Items from a figure collection ::
******************************

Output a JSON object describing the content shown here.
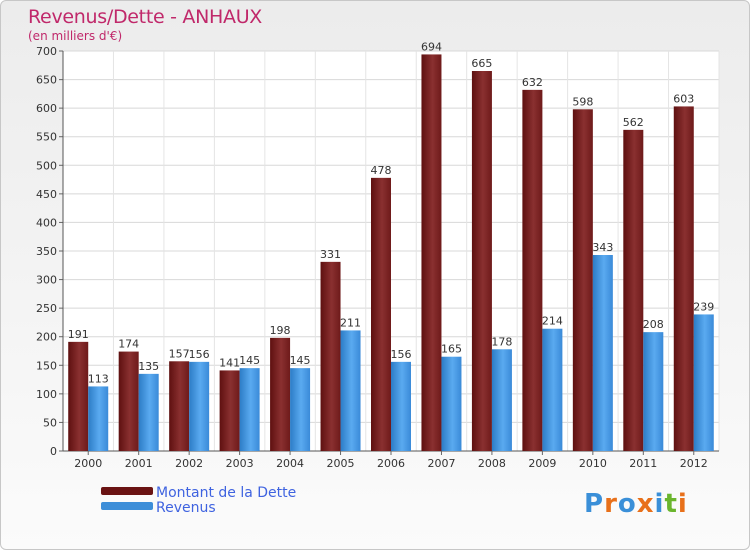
{
  "title": "Revenus/Dette - ANHAUX",
  "subtitle": "(en milliers d'€)",
  "colors": {
    "debt": "#7a2323",
    "revenue": "#3d8ed8",
    "title": "#c0286a",
    "legend_text": "#3f63e0"
  },
  "legend": [
    {
      "label": "Montant de la Dette",
      "color": "#6a1313"
    },
    {
      "label": "Revenus",
      "color": "#3d8ed8"
    }
  ],
  "logo": {
    "text": "Proxiti"
  },
  "chart_data": {
    "type": "bar",
    "title": "Revenus/Dette - ANHAUX",
    "ylabel": "(en milliers d'€)",
    "xlabel": "",
    "ylim": [
      0,
      700
    ],
    "yticks": [
      0,
      50,
      100,
      150,
      200,
      250,
      300,
      350,
      400,
      450,
      500,
      550,
      600,
      650,
      700
    ],
    "grid": true,
    "legend_position": "bottom-left",
    "categories": [
      "2000",
      "2001",
      "2002",
      "2003",
      "2004",
      "2005",
      "2006",
      "2007",
      "2008",
      "2009",
      "2010",
      "2011",
      "2012"
    ],
    "series": [
      {
        "name": "Montant de la Dette",
        "values": [
          191,
          174,
          157,
          141,
          198,
          331,
          478,
          694,
          665,
          632,
          598,
          562,
          603
        ]
      },
      {
        "name": "Revenus",
        "values": [
          113,
          135,
          156,
          145,
          145,
          211,
          156,
          165,
          178,
          214,
          343,
          208,
          239
        ]
      }
    ]
  }
}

******************************

AIM OF THE EXERCISE :: Tally the lines of the data that contain the string "Revenus" and report the total alone.

PROBLEM SOLUTION :: 4